AIM
Leave the pictures out, and retype all of the material exactly as written.

* BEGIN SUPPLIED INFORMATION *

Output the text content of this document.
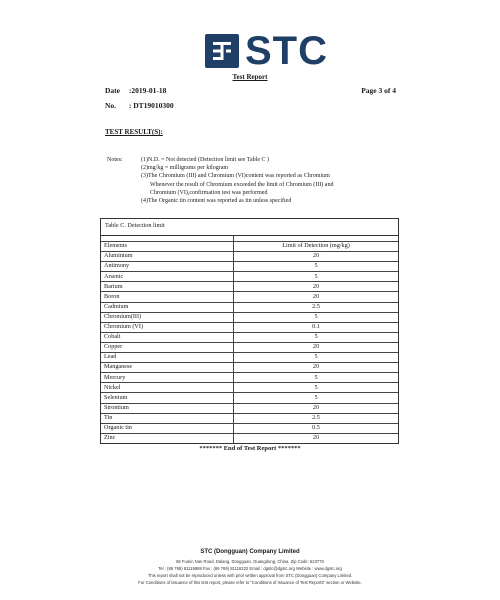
STC
Test Report
Date :2019-01-18	Page 3 of 4
No. : DT19010300
TEST RESULT(S):
Notes:	(1)N.D. = Not detected (Detection limit see Table C )
(2)mg/kg = milligrams per kilogram
(3)The Chromium (III) and Chromium (VI)content was reported as Chromium
Whenever the result of Chromium exceeded the limit of Chromium (III) and
Chromium (VI),confirmation test was performed
(4)The Organic tin content was reported as tin unless specified
Table C. Detection limit

Elements	Limit of Detection (mg/kg)
Aluminium	20
Antimony	5
Arsenic	5
Barium	20
Boron	20
Cadmium	2.5
Chromium(III)	5
Chromium (VI)	0.1
Cobalt	5
Copper	20
Lead	5
Manganese	20
Mercury	5
Nickel	5
Selenium	5
Strontium	20
Tin	2.5
Organic tin	0.5
Zinc	20
******* End of Test Report *******
STC (Dongguan) Company Limited
66 Fumin Nan Road, Dalang, Dongguan, Guangdong, China. Zip Code: 523770
Tel : (86 769) 81119888 Fax : (86 769) 81118222 Email : dgstc@dgstc.org Website : www.dgstc.org
This report shall not be reproduced unless with prior written approval from STC (Dongguan) Company Limited.
For Conditions of issuance of this test report, please refer to "Conditions of Issuance of Test Reports" section or Website.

* END SUPPLIED INFORMATION *

ANSWER TO THIS TASK
Output the text content of this document.
STC
Test Report
Date :2019-01-18	Page 3 of 4
No. : DT19010300
TEST RESULT(S):
Notes:	(1)N.D. = Not detected (Detection limit see Table C )
(2)mg/kg = milligrams per kilogram
(3)The Chromium (III) and Chromium (VI)content was reported as Chromium
Whenever the result of Chromium exceeded the limit of Chromium (III) and
Chromium (VI),confirmation test was performed
(4)The Organic tin content was reported as tin unless specified
Table C. Detection limit

Elements	Limit of Detection (mg/kg)
Aluminium	20
Antimony	5
Arsenic	5
Barium	20
Boron	20
Cadmium	2.5
Chromium(III)	5
Chromium (VI)	0.1
Cobalt	5
Copper	20
Lead	5
Manganese	20
Mercury	5
Nickel	5
Selenium	5
Strontium	20
Tin	2.5
Organic tin	0.5
Zinc	20
******* End of Test Report *******
STC (Dongguan) Company Limited
66 Fumin Nan Road, Dalang, Dongguan, Guangdong, China. Zip Code: 523770
Tel : (86 769) 81119888 Fax : (86 769) 81118222 Email : dgstc@dgstc.org Website : www.dgstc.org
This report shall not be reproduced unless with prior written approval from STC (Dongguan) Company Limited.
For Conditions of issuance of this test report, please refer to "Conditions of Issuance of Test Reports" section or Website.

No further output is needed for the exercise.